Short task » Select from the records below every line that has the word "true" in it.

Information provided »
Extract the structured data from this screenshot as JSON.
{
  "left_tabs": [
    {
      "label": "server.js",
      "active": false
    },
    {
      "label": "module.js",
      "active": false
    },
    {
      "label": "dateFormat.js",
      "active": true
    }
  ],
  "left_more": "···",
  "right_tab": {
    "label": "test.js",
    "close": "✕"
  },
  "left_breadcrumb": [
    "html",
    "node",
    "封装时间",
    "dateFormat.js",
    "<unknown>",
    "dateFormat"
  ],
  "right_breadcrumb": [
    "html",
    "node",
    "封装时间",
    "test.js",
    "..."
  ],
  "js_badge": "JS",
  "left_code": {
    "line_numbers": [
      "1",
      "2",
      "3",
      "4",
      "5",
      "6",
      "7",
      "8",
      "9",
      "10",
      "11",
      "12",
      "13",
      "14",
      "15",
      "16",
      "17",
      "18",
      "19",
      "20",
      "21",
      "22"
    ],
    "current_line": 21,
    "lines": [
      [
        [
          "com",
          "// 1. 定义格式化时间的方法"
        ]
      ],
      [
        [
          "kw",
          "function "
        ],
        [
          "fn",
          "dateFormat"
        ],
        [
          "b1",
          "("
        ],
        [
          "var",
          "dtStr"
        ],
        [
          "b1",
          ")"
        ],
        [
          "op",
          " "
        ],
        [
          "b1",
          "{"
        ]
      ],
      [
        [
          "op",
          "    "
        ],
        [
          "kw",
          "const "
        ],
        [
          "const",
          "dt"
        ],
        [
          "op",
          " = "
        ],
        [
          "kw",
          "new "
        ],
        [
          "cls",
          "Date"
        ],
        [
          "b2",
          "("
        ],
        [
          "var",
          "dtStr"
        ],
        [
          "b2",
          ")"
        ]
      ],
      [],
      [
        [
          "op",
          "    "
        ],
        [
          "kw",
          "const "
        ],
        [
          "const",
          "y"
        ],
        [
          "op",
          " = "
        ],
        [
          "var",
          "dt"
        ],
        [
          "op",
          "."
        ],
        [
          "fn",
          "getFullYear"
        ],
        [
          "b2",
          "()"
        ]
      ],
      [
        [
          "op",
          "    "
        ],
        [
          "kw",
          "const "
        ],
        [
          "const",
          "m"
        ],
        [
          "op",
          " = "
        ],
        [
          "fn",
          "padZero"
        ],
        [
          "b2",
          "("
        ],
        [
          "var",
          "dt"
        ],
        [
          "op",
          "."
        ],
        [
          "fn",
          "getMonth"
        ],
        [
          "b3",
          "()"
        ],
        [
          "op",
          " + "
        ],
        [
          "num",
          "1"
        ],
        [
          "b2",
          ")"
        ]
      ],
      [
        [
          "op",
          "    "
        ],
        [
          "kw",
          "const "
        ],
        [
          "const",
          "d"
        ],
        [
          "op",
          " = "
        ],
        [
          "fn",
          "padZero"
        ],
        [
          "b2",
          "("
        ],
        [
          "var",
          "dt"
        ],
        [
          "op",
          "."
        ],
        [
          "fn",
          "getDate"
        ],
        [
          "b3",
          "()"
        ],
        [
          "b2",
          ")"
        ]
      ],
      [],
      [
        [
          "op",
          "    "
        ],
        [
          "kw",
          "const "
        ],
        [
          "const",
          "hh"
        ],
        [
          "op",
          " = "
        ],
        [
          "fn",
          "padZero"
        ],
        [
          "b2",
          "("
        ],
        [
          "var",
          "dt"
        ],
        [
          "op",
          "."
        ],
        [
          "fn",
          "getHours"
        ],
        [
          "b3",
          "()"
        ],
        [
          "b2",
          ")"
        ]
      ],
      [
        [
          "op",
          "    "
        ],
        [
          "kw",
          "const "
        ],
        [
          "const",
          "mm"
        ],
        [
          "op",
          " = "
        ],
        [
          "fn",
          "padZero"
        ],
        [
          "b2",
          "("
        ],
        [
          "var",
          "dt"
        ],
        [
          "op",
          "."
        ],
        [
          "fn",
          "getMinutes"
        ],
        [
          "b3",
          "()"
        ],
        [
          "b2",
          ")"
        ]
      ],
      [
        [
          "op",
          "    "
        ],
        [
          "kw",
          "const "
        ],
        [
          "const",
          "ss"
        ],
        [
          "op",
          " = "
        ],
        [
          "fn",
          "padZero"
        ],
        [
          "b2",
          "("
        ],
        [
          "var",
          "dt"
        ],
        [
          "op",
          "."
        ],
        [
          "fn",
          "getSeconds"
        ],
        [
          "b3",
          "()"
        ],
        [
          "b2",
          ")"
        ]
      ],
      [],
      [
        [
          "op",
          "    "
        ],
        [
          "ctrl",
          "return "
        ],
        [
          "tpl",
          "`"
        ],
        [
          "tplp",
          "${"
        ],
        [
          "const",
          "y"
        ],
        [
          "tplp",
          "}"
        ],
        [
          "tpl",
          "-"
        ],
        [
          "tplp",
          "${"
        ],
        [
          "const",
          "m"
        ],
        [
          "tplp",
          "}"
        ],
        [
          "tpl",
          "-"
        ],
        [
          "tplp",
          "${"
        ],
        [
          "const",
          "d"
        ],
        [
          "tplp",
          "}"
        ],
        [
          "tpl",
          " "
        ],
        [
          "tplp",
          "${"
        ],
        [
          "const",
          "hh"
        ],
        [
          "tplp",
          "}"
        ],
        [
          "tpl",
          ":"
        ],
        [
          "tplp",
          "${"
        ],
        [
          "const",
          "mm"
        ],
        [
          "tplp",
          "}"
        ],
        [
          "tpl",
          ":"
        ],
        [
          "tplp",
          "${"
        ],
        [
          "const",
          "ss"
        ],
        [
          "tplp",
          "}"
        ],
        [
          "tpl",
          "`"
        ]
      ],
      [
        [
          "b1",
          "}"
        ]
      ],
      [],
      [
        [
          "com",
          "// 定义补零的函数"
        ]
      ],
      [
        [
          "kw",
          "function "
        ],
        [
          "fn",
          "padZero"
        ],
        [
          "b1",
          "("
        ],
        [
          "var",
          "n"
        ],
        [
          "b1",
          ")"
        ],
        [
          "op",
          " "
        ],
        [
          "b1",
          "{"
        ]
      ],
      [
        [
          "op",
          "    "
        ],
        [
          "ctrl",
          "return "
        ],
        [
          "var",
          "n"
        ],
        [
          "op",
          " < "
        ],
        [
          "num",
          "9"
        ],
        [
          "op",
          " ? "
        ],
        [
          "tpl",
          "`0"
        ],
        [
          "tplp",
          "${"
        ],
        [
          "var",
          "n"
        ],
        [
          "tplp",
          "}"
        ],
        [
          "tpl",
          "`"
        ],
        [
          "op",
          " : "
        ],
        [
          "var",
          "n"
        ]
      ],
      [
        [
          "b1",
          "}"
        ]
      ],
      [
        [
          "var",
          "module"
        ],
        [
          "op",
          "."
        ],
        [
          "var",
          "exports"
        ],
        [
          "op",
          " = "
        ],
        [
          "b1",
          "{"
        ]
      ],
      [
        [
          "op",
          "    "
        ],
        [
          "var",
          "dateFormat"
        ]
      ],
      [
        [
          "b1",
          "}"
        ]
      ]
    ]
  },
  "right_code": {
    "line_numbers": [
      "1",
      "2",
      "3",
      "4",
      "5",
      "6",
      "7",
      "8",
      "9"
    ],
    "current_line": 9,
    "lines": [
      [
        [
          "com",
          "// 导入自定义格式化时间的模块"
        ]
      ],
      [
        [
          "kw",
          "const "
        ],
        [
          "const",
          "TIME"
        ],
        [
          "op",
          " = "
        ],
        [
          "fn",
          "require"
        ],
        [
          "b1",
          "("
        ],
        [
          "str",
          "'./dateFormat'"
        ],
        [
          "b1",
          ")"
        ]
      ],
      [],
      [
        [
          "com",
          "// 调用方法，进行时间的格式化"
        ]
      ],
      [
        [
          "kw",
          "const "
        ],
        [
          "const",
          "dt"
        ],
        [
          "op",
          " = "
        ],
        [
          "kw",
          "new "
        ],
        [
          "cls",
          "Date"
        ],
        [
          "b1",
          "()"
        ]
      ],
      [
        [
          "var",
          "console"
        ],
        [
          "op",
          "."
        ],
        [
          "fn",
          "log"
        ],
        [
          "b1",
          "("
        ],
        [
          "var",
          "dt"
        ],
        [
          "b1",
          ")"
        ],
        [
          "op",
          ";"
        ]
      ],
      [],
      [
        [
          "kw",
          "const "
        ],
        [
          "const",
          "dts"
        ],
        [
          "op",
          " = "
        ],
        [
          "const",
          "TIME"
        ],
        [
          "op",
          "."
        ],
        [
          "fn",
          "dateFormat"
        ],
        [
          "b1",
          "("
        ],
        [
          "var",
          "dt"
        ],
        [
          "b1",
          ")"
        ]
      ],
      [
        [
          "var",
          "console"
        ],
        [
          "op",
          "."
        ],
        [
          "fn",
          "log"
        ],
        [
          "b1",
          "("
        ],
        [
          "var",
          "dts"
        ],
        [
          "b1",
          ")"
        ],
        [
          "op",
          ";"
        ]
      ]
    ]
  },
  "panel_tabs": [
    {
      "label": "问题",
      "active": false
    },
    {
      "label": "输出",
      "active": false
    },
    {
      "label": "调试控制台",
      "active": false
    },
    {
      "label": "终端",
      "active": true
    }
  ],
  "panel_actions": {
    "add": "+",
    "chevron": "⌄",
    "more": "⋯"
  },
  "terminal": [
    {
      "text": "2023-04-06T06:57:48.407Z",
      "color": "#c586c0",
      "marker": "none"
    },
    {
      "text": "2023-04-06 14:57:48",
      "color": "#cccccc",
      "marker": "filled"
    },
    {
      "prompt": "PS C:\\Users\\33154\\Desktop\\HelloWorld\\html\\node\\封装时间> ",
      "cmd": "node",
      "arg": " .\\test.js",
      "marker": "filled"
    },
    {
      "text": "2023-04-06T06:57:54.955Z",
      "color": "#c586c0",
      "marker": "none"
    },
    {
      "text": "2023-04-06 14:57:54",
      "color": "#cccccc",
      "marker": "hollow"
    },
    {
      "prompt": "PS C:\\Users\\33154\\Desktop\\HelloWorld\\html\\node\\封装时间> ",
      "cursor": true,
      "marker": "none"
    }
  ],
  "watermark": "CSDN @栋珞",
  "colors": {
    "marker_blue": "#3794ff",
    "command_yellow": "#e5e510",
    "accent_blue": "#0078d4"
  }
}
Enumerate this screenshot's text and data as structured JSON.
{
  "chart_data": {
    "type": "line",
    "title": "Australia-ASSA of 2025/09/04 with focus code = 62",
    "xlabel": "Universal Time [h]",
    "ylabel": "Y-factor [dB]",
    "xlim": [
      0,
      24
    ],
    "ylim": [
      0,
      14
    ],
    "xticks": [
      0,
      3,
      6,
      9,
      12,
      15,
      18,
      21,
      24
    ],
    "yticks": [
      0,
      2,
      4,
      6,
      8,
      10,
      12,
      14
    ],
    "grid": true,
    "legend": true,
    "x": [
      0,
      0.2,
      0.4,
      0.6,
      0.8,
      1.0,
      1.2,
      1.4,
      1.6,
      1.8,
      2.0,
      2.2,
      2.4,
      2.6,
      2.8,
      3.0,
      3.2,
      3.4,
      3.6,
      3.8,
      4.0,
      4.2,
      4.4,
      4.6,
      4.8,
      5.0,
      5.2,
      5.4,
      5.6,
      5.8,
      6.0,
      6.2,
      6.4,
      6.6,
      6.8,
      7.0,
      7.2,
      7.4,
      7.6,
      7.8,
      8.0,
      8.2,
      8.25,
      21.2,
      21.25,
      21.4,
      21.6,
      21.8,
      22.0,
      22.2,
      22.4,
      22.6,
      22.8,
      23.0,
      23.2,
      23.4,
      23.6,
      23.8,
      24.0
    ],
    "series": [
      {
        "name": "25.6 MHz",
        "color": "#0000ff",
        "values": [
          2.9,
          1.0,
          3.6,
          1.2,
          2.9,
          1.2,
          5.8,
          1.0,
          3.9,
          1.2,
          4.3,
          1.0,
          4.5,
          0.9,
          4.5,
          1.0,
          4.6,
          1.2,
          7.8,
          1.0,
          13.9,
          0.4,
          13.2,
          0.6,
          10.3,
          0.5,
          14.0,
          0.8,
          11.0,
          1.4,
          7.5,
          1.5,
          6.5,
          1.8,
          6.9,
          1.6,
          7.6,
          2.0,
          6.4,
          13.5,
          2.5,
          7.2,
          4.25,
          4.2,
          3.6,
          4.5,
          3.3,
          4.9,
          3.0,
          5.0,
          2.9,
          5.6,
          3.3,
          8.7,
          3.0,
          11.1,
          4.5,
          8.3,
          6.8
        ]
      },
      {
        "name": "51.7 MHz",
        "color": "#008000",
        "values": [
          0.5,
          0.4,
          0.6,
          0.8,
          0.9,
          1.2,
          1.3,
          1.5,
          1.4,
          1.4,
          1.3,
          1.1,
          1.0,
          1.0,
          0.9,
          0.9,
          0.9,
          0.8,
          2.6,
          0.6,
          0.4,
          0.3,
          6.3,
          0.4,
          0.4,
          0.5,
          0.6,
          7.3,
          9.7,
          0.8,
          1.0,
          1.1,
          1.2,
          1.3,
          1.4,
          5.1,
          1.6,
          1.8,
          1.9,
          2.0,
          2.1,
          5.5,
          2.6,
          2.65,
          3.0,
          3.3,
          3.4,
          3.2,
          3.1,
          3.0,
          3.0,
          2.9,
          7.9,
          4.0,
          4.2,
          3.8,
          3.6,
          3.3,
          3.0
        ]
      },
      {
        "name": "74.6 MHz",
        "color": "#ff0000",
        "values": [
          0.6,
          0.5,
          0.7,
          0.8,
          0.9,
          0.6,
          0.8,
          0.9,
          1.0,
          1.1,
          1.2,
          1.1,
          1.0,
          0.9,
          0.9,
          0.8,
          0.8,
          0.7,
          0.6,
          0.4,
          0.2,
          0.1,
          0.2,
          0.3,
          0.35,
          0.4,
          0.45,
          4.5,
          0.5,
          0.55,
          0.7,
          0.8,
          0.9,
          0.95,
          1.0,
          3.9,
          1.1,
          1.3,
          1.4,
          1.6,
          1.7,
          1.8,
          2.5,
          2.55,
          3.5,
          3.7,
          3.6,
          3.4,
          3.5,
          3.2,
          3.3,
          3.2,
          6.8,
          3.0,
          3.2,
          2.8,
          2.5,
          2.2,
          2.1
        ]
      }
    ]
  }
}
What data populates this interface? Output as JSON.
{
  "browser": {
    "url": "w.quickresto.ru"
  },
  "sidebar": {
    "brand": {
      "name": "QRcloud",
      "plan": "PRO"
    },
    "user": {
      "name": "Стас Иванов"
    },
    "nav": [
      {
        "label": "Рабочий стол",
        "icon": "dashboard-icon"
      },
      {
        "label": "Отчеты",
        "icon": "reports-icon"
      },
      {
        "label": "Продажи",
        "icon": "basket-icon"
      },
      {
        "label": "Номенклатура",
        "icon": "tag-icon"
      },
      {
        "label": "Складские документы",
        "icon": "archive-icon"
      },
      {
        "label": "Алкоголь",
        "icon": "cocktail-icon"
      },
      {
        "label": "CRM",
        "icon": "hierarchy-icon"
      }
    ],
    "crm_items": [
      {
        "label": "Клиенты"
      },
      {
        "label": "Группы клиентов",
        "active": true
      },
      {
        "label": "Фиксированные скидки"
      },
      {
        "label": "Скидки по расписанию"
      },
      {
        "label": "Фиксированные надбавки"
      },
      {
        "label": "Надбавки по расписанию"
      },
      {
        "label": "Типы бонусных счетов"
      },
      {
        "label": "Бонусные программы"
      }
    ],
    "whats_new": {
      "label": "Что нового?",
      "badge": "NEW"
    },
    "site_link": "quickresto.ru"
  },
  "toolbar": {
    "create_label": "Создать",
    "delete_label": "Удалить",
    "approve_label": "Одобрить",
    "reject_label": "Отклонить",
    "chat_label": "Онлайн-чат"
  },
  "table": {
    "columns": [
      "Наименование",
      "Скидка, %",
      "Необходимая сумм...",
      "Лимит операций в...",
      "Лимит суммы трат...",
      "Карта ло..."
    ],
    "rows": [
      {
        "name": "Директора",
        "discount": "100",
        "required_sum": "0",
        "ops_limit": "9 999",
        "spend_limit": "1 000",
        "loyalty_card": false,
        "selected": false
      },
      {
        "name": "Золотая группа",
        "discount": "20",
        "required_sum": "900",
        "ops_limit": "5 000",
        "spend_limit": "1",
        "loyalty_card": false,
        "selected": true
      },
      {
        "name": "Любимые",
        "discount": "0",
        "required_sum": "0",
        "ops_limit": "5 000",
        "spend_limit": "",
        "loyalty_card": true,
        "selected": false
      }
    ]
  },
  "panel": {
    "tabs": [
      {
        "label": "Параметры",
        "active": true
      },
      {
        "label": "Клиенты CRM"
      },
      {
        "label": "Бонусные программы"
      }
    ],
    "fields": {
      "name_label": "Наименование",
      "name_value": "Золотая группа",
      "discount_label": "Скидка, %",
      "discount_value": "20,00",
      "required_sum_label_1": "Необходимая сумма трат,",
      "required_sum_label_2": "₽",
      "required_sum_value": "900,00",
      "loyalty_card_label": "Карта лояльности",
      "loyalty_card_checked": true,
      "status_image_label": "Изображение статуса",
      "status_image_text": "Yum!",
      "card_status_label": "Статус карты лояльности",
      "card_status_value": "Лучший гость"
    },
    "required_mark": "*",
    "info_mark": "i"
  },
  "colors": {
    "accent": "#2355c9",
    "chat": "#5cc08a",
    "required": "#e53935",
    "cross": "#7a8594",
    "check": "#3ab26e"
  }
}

Expected answer »
      "active": true
      "active": true
      "cursor": true,
    "grid": true,
    "legend": true,
        "active": true
        "selected": true
        "loyalty_card": true,
        "active": true
      "loyalty_card_checked": true,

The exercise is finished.